→ **WHAT YOU WILL DO**: Rewrite the records from the first line through the line containing "ref-line-label: #49496172 buy", changing every "x-tick-label" to "x-axis-label" and leaving everything else the same.

▼▼▼

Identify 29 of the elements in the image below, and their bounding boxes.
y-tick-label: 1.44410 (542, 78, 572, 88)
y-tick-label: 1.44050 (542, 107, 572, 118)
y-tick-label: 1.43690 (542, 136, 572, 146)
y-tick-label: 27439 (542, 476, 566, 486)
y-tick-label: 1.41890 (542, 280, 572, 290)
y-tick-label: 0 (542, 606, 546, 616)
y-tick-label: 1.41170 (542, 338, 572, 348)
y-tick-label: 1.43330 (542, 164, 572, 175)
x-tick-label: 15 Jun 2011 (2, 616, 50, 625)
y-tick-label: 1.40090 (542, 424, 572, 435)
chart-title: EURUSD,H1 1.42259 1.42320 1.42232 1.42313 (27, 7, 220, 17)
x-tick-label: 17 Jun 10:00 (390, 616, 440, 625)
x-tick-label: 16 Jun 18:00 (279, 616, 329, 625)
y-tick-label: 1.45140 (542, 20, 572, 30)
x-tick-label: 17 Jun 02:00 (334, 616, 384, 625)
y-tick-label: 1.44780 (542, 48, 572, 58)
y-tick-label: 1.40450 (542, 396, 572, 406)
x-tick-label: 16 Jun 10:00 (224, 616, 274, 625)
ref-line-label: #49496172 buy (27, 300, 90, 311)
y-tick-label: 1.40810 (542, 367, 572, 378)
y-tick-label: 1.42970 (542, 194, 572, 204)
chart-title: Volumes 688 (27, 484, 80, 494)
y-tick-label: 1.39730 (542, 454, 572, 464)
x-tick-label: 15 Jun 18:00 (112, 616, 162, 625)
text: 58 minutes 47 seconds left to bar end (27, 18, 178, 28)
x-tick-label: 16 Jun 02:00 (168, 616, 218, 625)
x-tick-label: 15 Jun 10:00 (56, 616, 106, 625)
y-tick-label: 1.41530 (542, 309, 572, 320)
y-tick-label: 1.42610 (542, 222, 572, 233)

▲▲▲

→ **OUTPUT OF THE TASK**:
Identify 29 of the elements in the image below, and their bounding boxes.
y-tick-label: 1.44410 (542, 78, 572, 88)
y-tick-label: 1.44050 (542, 107, 572, 118)
y-tick-label: 1.43690 (542, 136, 572, 146)
y-tick-label: 27439 (542, 476, 566, 486)
y-tick-label: 1.41890 (542, 280, 572, 290)
y-tick-label: 0 (542, 606, 546, 616)
y-tick-label: 1.41170 (542, 338, 572, 348)
y-tick-label: 1.43330 (542, 164, 572, 175)
x-axis-label: 15 Jun 2011 (2, 616, 50, 625)
y-tick-label: 1.40090 (542, 424, 572, 435)
chart-title: EURUSD,H1 1.42259 1.42320 1.42232 1.42313 (27, 7, 220, 17)
x-axis-label: 17 Jun 10:00 (390, 616, 440, 625)
x-axis-label: 16 Jun 18:00 (279, 616, 329, 625)
y-tick-label: 1.45140 (542, 20, 572, 30)
x-axis-label: 17 Jun 02:00 (334, 616, 384, 625)
y-tick-label: 1.44780 (542, 48, 572, 58)
y-tick-label: 1.40450 (542, 396, 572, 406)
x-axis-label: 16 Jun 10:00 (224, 616, 274, 625)
ref-line-label: #49496172 buy (27, 300, 90, 311)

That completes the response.